TASK DESCRIPTION >>
Copy all records verbatim.

MATERIAL SHOWN >>
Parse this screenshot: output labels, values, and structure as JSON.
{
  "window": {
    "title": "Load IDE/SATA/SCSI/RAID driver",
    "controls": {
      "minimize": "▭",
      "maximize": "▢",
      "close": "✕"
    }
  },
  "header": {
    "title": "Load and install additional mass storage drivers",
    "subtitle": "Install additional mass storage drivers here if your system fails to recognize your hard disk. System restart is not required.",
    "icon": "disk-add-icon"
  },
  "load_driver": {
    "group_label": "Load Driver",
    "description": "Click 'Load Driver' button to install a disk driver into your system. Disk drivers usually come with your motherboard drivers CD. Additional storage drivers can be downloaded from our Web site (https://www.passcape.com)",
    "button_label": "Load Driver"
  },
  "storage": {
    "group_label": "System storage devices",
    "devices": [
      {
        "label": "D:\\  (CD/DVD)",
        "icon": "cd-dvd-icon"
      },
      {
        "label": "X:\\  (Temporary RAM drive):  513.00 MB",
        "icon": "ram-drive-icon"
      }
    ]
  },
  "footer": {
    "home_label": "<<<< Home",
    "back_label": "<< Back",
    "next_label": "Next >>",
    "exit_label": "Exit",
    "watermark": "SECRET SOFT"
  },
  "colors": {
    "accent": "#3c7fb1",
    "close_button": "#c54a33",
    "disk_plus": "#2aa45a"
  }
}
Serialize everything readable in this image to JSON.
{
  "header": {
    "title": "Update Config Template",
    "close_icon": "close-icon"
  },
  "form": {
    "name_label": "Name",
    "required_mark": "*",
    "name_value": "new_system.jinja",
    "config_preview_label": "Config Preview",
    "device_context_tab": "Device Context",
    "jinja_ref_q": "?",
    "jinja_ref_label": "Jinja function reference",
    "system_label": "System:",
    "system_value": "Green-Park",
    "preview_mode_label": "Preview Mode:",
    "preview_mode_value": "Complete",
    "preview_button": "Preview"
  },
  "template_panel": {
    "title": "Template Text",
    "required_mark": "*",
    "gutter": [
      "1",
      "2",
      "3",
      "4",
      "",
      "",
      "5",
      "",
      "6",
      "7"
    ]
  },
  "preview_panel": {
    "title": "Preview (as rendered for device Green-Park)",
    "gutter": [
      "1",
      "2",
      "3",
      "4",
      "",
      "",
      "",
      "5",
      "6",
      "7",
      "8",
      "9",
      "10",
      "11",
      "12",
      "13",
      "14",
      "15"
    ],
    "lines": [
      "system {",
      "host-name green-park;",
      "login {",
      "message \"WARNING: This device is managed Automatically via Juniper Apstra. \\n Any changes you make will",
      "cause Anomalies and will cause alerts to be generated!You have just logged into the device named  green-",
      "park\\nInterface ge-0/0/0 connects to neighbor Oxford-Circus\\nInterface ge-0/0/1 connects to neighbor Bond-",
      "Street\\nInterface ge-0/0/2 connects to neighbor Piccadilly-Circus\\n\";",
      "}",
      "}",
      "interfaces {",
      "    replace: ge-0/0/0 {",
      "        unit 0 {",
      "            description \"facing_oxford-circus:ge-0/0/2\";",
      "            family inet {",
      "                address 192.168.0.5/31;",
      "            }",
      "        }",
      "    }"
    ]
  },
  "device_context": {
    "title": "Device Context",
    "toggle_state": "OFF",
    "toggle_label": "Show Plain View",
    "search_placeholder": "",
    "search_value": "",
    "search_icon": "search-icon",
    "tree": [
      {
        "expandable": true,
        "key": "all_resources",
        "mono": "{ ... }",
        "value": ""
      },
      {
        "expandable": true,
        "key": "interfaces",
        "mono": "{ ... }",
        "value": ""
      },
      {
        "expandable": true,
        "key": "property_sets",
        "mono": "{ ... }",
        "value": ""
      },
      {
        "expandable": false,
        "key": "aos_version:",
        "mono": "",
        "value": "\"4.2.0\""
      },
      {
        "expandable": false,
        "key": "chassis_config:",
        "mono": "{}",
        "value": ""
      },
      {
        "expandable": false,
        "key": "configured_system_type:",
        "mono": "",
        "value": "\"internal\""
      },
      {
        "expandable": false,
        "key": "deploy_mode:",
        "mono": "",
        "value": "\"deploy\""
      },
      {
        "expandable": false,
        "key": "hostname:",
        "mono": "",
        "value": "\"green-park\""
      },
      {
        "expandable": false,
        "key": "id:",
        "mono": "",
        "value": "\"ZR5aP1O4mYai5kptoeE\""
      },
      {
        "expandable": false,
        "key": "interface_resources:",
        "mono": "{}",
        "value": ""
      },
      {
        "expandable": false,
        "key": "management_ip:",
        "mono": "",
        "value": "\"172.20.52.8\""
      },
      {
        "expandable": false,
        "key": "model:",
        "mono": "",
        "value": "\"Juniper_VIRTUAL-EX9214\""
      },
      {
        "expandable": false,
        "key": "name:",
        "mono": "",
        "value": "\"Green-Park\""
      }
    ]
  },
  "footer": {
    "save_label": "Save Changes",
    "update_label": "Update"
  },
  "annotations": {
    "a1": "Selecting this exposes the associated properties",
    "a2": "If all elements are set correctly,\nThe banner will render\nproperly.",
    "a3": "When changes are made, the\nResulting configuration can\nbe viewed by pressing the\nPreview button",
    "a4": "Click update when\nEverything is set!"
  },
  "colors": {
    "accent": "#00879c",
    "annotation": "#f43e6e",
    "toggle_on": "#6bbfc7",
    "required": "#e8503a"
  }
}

OUTPUT FOR THIS TASK >>
Parse this screenshot: output labels, values, and structure as JSON.
{
  "window": {
    "title": "Load IDE/SATA/SCSI/RAID driver",
    "controls": {
      "minimize": "▭",
      "maximize": "▢",
      "close": "✕"
    }
  },
  "header": {
    "title": "Load and install additional mass storage drivers",
    "subtitle": "Install additional mass storage drivers here if your system fails to recognize your hard disk. System restart is not required.",
    "icon": "disk-add-icon"
  },
  "load_driver": {
    "group_label": "Load Driver",
    "description": "Click 'Load Driver' button to install a disk driver into your system. Disk drivers usually come with your motherboard drivers CD. Additional storage drivers can be downloaded from our Web site (https://www.passcape.com)",
    "button_label": "Load Driver"
  },
  "storage": {
    "group_label": "System storage devices",
    "devices": [
      {
        "label": "D:\\  (CD/DVD)",
        "icon": "cd-dvd-icon"
      },
      {
        "label": "X:\\  (Temporary RAM drive):  513.00 MB",
        "icon": "ram-drive-icon"
      }
    ]
  },
  "footer": {
    "home_label": "<<<< Home",
    "back_label": "<< Back",
    "next_label": "Next >>",
    "exit_label": "Exit",
    "watermark": "SECRET SOFT"
  },
  "colors": {
    "accent": "#3c7fb1",
    "close_button": "#c54a33",
    "disk_plus": "#2aa45a"
  }
}
Serialize everything readable in this image to JSON.
{
  "header": {
    "title": "Update Config Template",
    "close_icon": "close-icon"
  },
  "form": {
    "name_label": "Name",
    "required_mark": "*",
    "name_value": "new_system.jinja",
    "config_preview_label": "Config Preview",
    "device_context_tab": "Device Context",
    "jinja_ref_q": "?",
    "jinja_ref_label": "Jinja function reference",
    "system_label": "System:",
    "system_value": "Green-Park",
    "preview_mode_label": "Preview Mode:",
    "preview_mode_value": "Complete",
    "preview_button": "Preview"
  },
  "template_panel": {
    "title": "Template Text",
    "required_mark": "*",
    "gutter": [
      "1",
      "2",
      "3",
      "4",
      "",
      "",
      "5",
      "",
      "6",
      "7"
    ]
  },
  "preview_panel": {
    "title": "Preview (as rendered for device Green-Park)",
    "gutter": [
      "1",
      "2",
      "3",
      "4",
      "",
      "",
      "",
      "5",
      "6",
      "7",
      "8",
      "9",
      "10",
      "11",
      "12",
      "13",
      "14",
      "15"
    ],
    "lines": [
      "system {",
      "host-name green-park;",
      "login {",
      "message \"WARNING: This device is managed Automatically via Juniper Apstra. \\n Any changes you make will",
      "cause Anomalies and will cause alerts to be generated!You have just logged into the device named  green-",
      "park\\nInterface ge-0/0/0 connects to neighbor Oxford-Circus\\nInterface ge-0/0/1 connects to neighbor Bond-",
      "Street\\nInterface ge-0/0/2 connects to neighbor Piccadilly-Circus\\n\";",
      "}",
      "}",
      "interfaces {",
      "    replace: ge-0/0/0 {",
      "        unit 0 {",
      "            description \"facing_oxford-circus:ge-0/0/2\";",
      "            family inet {",
      "                address 192.168.0.5/31;",
      "            }",
      "        }",
      "    }"
    ]
  },
  "device_context": {
    "title": "Device Context",
    "toggle_state": "OFF",
    "toggle_label": "Show Plain View",
    "search_placeholder": "",
    "search_value": "",
    "search_icon": "search-icon",
    "tree": [
      {
        "expandable": true,
        "key": "all_resources",
        "mono": "{ ... }",
        "value": ""
      },
      {
        "expandable": true,
        "key": "interfaces",
        "mono": "{ ... }",
        "value": ""
      },
      {
        "expandable": true,
        "key": "property_sets",
        "mono": "{ ... }",
        "value": ""
      },
      {
        "expandable": false,
        "key": "aos_version:",
        "mono": "",
        "value": "\"4.2.0\""
      },
      {
        "expandable": false,
        "key": "chassis_config:",
        "mono": "{}",
        "value": ""
      },
      {
        "expandable": false,
        "key": "configured_system_type:",
        "mono": "",
        "value": "\"internal\""
      },
      {
        "expandable": false,
        "key": "deploy_mode:",
        "mono": "",
        "value": "\"deploy\""
      },
      {
        "expandable": false,
        "key": "hostname:",
        "mono": "",
        "value": "\"green-park\""
      },
      {
        "expandable": false,
        "key": "id:",
        "mono": "",
        "value": "\"ZR5aP1O4mYai5kptoeE\""
      },
      {
        "expandable": false,
        "key": "interface_resources:",
        "mono": "{}",
        "value": ""
      },
      {
        "expandable": false,
        "key": "management_ip:",
        "mono": "",
        "value": "\"172.20.52.8\""
      },
      {
        "expandable": false,
        "key": "model:",
        "mono": "",
        "value": "\"Juniper_VIRTUAL-EX9214\""
      },
      {
        "expandable": false,
        "key": "name:",
        "mono": "",
        "value": "\"Green-Park\""
      }
    ]
  },
  "footer": {
    "save_label": "Save Changes",
    "update_label": "Update"
  },
  "annotations": {
    "a1": "Selecting this exposes the associated properties",
    "a2": "If all elements are set correctly,\nThe banner will render\nproperly.",
    "a3": "When changes are made, the\nResulting configuration can\nbe viewed by pressing the\nPreview button",
    "a4": "Click update when\nEverything is set!"
  },
  "colors": {
    "accent": "#00879c",
    "annotation": "#f43e6e",
    "toggle_on": "#6bbfc7",
    "required": "#e8503a"
  }
}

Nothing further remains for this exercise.